* [PROBLEM STATEMENT]: Scan the data beneath this task and copy each line that includes "concepto".

-- begin --

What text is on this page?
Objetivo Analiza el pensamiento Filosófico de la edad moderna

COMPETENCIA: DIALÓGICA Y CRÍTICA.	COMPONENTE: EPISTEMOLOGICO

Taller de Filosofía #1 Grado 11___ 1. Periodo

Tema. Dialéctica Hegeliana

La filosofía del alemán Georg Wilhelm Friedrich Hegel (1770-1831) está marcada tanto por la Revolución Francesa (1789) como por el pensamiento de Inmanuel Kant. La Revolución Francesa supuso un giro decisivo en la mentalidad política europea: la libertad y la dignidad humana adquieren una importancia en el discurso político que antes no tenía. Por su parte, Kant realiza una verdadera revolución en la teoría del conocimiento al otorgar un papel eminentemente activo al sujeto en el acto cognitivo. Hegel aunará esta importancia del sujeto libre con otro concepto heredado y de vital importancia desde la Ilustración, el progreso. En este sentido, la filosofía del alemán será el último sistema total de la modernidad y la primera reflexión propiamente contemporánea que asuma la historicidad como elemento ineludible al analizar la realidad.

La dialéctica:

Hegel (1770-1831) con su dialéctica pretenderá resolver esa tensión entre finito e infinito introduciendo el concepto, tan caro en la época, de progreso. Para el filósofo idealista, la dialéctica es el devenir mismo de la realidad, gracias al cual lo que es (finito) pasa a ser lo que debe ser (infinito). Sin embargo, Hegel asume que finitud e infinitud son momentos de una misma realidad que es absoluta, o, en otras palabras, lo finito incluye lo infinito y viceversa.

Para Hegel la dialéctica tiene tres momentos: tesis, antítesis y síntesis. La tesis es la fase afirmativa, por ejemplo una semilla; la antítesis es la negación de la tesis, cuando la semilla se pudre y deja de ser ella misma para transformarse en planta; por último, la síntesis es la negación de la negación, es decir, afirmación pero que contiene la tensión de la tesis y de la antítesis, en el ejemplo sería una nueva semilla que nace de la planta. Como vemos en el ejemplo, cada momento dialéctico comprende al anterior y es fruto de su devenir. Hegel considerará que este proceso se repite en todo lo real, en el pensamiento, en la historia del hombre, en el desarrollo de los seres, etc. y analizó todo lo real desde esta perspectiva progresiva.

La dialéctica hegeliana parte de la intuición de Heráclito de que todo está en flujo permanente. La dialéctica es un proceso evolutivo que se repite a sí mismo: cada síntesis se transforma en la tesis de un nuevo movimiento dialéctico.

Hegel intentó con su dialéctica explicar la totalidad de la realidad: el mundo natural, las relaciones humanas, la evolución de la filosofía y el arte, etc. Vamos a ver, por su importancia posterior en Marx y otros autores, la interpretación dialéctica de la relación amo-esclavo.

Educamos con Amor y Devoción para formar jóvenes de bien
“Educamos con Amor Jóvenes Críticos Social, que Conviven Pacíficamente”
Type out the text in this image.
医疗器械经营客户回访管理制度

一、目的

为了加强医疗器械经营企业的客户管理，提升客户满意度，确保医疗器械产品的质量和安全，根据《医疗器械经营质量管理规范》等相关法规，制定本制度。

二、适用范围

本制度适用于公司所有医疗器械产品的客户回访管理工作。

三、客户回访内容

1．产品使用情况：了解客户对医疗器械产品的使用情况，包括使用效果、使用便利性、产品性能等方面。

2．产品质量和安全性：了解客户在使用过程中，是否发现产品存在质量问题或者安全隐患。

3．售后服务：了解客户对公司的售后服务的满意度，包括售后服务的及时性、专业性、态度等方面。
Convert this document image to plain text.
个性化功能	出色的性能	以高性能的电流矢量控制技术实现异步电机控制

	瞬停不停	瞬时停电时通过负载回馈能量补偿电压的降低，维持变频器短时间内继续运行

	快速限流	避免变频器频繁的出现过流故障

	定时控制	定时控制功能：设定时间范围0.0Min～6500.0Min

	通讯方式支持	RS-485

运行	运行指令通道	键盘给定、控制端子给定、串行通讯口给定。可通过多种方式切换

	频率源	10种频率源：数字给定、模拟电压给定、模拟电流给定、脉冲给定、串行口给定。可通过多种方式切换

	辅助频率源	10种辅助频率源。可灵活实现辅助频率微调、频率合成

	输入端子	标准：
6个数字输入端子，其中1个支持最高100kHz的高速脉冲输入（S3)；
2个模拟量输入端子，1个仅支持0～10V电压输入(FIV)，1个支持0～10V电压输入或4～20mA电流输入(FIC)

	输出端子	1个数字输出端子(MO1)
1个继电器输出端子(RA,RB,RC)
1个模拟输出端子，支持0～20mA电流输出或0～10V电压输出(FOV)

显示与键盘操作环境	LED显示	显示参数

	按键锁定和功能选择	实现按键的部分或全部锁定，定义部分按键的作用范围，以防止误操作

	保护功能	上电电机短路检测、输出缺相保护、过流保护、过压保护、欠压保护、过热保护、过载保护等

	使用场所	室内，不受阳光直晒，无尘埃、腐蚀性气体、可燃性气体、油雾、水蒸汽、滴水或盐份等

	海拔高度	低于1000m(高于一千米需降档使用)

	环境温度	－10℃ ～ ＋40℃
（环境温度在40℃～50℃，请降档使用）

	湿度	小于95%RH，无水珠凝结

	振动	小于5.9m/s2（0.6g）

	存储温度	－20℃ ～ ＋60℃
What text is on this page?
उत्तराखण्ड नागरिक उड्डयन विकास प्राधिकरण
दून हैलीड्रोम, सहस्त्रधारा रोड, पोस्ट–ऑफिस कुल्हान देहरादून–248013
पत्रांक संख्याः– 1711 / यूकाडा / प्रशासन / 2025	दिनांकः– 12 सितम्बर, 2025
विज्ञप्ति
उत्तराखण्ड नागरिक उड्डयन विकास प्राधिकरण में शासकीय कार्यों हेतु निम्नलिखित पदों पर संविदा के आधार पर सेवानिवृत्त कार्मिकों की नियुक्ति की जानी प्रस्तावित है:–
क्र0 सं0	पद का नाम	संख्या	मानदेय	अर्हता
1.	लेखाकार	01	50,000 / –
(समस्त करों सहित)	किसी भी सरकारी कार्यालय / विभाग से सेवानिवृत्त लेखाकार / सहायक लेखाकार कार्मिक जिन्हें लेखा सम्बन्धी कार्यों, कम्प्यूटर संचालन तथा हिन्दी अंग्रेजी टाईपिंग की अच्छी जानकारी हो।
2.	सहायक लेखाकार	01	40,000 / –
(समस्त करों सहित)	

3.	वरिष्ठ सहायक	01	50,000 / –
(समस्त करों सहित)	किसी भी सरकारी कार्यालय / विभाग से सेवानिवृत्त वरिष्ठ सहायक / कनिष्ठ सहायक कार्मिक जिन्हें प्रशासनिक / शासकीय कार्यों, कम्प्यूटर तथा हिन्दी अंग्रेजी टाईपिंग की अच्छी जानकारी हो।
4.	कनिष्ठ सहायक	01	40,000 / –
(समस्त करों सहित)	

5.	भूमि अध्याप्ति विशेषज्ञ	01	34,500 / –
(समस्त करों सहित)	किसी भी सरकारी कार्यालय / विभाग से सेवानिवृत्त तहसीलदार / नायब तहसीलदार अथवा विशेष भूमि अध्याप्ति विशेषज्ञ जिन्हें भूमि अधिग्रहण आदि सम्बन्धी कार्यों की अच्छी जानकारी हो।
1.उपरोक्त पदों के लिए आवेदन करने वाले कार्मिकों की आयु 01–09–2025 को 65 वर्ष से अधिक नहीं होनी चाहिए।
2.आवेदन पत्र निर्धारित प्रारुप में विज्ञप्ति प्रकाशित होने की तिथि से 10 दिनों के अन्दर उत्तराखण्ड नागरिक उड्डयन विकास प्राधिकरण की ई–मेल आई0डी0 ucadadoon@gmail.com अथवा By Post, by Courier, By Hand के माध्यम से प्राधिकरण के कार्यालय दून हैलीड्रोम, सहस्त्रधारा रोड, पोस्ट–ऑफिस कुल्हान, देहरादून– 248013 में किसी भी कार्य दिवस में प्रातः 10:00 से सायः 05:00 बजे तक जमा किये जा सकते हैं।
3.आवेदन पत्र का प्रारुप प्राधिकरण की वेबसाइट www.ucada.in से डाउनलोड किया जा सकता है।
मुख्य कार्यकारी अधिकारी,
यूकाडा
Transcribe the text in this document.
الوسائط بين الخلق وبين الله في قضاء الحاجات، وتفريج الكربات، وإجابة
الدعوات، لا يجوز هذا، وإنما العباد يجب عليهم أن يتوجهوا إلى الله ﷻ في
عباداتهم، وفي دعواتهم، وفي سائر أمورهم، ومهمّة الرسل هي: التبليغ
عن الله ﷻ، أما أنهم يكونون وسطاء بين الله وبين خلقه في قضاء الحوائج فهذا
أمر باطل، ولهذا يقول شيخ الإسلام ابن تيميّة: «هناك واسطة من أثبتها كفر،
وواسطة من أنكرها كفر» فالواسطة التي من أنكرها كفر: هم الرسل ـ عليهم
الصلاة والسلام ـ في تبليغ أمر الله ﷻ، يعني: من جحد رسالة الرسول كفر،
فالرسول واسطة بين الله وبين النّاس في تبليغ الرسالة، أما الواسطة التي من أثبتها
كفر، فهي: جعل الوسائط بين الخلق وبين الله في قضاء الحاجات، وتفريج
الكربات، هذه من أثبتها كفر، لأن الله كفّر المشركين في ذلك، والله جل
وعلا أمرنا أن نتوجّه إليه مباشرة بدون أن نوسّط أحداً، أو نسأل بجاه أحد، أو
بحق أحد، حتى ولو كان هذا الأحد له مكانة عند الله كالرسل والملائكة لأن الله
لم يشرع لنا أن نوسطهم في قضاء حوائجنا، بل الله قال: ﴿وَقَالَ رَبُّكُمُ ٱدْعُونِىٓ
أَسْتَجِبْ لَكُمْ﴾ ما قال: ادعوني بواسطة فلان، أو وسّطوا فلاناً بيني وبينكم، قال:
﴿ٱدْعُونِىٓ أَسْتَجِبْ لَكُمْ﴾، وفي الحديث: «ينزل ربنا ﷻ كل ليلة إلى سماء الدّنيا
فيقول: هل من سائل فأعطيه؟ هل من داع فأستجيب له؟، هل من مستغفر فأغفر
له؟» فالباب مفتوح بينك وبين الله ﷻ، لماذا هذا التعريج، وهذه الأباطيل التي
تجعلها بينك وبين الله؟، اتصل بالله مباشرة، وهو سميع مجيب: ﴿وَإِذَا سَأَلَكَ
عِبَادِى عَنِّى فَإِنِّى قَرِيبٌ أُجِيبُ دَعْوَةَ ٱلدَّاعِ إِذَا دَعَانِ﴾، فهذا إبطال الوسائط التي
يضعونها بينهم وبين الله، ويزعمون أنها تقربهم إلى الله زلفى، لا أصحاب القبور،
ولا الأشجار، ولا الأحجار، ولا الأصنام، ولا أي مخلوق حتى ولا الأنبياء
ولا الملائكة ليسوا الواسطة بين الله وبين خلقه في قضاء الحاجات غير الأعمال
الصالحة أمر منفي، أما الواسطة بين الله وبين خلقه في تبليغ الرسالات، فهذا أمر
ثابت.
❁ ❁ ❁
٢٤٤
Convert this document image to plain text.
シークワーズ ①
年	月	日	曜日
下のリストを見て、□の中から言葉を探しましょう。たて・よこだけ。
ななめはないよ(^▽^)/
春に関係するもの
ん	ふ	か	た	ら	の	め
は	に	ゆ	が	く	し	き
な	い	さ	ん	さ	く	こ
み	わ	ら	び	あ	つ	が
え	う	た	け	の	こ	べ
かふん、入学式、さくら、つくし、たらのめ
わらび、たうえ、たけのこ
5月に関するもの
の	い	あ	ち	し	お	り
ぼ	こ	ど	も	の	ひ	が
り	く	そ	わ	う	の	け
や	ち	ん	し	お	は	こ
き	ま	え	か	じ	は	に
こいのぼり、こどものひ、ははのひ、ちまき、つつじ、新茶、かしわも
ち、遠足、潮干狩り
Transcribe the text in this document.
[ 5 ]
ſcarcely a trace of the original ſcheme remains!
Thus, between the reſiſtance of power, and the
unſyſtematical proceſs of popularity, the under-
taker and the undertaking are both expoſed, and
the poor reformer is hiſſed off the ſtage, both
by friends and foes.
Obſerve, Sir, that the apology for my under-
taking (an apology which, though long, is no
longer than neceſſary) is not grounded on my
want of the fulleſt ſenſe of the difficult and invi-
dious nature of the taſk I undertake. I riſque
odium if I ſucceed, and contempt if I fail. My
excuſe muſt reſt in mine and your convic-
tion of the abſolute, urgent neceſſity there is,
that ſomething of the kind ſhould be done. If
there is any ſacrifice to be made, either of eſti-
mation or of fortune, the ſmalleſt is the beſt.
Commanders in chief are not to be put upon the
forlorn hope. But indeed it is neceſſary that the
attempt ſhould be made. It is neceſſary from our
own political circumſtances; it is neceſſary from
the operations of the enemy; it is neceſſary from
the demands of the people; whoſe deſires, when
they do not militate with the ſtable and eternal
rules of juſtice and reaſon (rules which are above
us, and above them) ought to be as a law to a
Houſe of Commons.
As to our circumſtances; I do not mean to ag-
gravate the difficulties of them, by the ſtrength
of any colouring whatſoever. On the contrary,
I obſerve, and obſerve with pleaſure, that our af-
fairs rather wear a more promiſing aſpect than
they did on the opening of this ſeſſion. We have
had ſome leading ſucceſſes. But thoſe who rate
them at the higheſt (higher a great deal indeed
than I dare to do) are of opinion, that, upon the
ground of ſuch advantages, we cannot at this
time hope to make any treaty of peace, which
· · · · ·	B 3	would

-- end --

* [TASK ANSWER]:
La filosofía del alemán Georg Wilhelm Friedrich Hegel (1770-1831) está marcada tanto por la Revolución Francesa (1789) como por el pensamiento de Inmanuel Kant. La Revolución Francesa supuso un giro decisivo en la mentalidad política europea: la libertad y la dignidad humana adquieren una importancia en el discurso político que antes no tenía. Por su parte, Kant realiza una verdadera revolución en la teoría del conocimiento al otorgar un papel eminentemente activo al sujeto en el acto cognitivo. Hegel aunará esta importancia del sujeto libre con otro concepto heredado y de vital importancia desde la Ilustración, el progreso. En este sentido, la filosofía del alemán será el último sistema total de la modernidad y la primera reflexión propiamente contemporánea que asuma la historicidad como elemento ineludible al analizar la realidad.
Hegel (1770-1831) con su dialéctica pretenderá resolver esa tensión entre finito e infinito introduciendo el concepto, tan caro en la época, de progreso. Para el filósofo idealista, la dialéctica es el devenir mismo de la realidad, gracias al cual lo que es (finito) pasa a ser lo que debe ser (infinito). Sin embargo, Hegel asume que finitud e infinitud son momentos de una misma realidad que es absoluta, o, en otras palabras, lo finito incluye lo infinito y viceversa.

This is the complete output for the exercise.